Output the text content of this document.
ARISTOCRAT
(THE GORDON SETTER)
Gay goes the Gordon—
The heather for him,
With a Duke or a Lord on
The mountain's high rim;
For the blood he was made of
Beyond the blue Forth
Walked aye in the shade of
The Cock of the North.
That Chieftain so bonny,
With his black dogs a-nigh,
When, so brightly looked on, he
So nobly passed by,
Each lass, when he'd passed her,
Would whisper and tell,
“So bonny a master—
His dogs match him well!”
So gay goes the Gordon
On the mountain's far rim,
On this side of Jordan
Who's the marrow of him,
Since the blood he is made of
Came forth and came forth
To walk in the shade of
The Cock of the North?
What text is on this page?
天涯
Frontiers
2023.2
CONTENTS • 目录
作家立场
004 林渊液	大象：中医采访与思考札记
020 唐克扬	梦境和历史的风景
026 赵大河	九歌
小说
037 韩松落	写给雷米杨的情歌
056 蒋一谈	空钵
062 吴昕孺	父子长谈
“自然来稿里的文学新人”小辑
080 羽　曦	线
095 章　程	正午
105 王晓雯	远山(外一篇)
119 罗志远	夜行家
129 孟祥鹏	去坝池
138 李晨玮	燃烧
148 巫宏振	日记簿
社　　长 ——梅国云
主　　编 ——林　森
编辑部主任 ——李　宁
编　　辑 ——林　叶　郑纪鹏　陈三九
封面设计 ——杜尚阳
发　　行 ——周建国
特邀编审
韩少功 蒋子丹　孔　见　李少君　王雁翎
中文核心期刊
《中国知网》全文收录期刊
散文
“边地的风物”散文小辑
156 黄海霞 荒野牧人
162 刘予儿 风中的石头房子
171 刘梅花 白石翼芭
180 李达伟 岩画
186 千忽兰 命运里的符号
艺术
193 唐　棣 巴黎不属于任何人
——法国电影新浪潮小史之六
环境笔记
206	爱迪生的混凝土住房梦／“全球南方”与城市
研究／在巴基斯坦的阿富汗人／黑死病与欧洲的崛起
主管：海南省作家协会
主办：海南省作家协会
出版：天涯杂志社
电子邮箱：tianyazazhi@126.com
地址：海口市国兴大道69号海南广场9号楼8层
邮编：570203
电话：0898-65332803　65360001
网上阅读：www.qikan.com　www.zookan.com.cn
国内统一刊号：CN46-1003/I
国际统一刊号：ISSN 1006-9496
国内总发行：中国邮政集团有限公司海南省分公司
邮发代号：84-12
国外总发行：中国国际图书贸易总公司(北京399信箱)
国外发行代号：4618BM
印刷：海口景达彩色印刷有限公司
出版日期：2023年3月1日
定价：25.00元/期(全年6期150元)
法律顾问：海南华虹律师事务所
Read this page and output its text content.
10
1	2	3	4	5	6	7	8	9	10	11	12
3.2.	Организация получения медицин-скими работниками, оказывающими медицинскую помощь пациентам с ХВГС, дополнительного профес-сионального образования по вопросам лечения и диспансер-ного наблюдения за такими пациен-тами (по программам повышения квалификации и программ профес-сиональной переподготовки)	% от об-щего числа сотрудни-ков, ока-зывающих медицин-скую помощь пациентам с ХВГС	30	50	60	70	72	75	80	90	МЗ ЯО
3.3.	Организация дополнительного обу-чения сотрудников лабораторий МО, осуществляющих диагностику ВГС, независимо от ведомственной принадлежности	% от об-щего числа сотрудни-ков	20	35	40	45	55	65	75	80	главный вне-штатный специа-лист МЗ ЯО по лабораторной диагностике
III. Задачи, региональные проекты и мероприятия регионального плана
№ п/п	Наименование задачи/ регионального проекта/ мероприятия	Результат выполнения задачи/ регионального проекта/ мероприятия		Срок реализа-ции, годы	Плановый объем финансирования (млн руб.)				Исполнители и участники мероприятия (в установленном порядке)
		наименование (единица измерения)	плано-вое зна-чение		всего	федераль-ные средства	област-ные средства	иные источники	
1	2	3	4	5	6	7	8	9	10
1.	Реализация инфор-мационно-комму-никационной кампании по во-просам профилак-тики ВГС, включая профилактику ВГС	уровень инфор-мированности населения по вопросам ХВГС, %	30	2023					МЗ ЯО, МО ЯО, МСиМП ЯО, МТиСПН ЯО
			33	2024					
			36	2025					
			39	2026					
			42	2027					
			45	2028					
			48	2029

========================

** WHAT YOU WILL DO **
Nothing should be left out: repeat all of the data exactly.

** FINISHED TASK **
Output the text content of this document.
ARISTOCRAT
(THE GORDON SETTER)
Gay goes the Gordon—
The heather for him,
With a Duke or a Lord on
The mountain's high rim;
For the blood he was made of
Beyond the blue Forth
Walked aye in the shade of
The Cock of the North.
That Chieftain so bonny,
With his black dogs a-nigh,
When, so brightly looked on, he
So nobly passed by,
Each lass, when he'd passed her,
Would whisper and tell,
“So bonny a master—
His dogs match him well!”
So gay goes the Gordon
On the mountain's far rim,
On this side of Jordan
Who's the marrow of him,
Since the blood he is made of
Came forth and came forth
To walk in the shade of
The Cock of the North?
What text is on this page?
天涯
Frontiers
2023.2
CONTENTS • 目录
作家立场
004 林渊液	大象：中医采访与思考札记
020 唐克扬	梦境和历史的风景
026 赵大河	九歌
小说
037 韩松落	写给雷米杨的情歌
056 蒋一谈	空钵
062 吴昕孺	父子长谈
“自然来稿里的文学新人”小辑
080 羽　曦	线
095 章　程	正午
105 王晓雯	远山(外一篇)
119 罗志远	夜行家
129 孟祥鹏	去坝池
138 李晨玮	燃烧
148 巫宏振	日记簿
社　　长 ——梅国云
主　　编 ——林　森
编辑部主任 ——李　宁
编　　辑 ——林　叶　郑纪鹏　陈三九
封面设计 ——杜尚阳
发　　行 ——周建国
特邀编审
韩少功 蒋子丹　孔　见　李少君　王雁翎
中文核心期刊
《中国知网》全文收录期刊
散文
“边地的风物”散文小辑
156 黄海霞 荒野牧人
162 刘予儿 风中的石头房子
171 刘梅花 白石翼芭
180 李达伟 岩画
186 千忽兰 命运里的符号
艺术
193 唐　棣 巴黎不属于任何人
——法国电影新浪潮小史之六
环境笔记
206	爱迪生的混凝土住房梦／“全球南方”与城市
研究／在巴基斯坦的阿富汗人／黑死病与欧洲的崛起
主管：海南省作家协会
主办：海南省作家协会
出版：天涯杂志社
电子邮箱：tianyazazhi@126.com
地址：海口市国兴大道69号海南广场9号楼8层
邮编：570203
电话：0898-65332803　65360001
网上阅读：www.qikan.com　www.zookan.com.cn
国内统一刊号：CN46-1003/I
国际统一刊号：ISSN 1006-9496
国内总发行：中国邮政集团有限公司海南省分公司
邮发代号：84-12
国外总发行：中国国际图书贸易总公司(北京399信箱)
国外发行代号：4618BM
印刷：海口景达彩色印刷有限公司
出版日期：2023年3月1日
定价：25.00元/期(全年6期150元)
法律顾问：海南华虹律师事务所
Read this page and output its text content.
10
1	2	3	4	5	6	7	8	9	10	11	12
3.2.	Организация получения медицин-скими работниками, оказывающими медицинскую помощь пациентам с ХВГС, дополнительного профес-сионального образования по вопросам лечения и диспансер-ного наблюдения за такими пациен-тами (по программам повышения квалификации и программ профес-сиональной переподготовки)	% от об-щего числа сотрудни-ков, ока-зывающих медицин-скую помощь пациентам с ХВГС	30	50	60	70	72	75	80	90	МЗ ЯО
3.3.	Организация дополнительного обу-чения сотрудников лабораторий МО, осуществляющих диагностику ВГС, независимо от ведомственной принадлежности	% от об-щего числа сотрудни-ков	20	35	40	45	55	65	75	80	главный вне-штатный специа-лист МЗ ЯО по лабораторной диагностике
III. Задачи, региональные проекты и мероприятия регионального плана
№ п/п	Наименование задачи/ регионального проекта/ мероприятия	Результат выполнения задачи/ регионального проекта/ мероприятия		Срок реализа-ции, годы	Плановый объем финансирования (млн руб.)				Исполнители и участники мероприятия (в установленном порядке)
		наименование (единица измерения)	плано-вое зна-чение		всего	федераль-ные средства	област-ные средства	иные источники	
1	2	3	4	5	6	7	8	9	10
1.	Реализация инфор-мационно-комму-никационной кампании по во-просам профилак-тики ВГС, включая профилактику ВГС	уровень инфор-мированности населения по вопросам ХВГС, %	30	2023					МЗ ЯО, МО ЯО, МСиМП ЯО, МТиСПН ЯО
			33	2024					
			36	2025					
			39	2026					
			42	2027					
			45	2028					
			48	2029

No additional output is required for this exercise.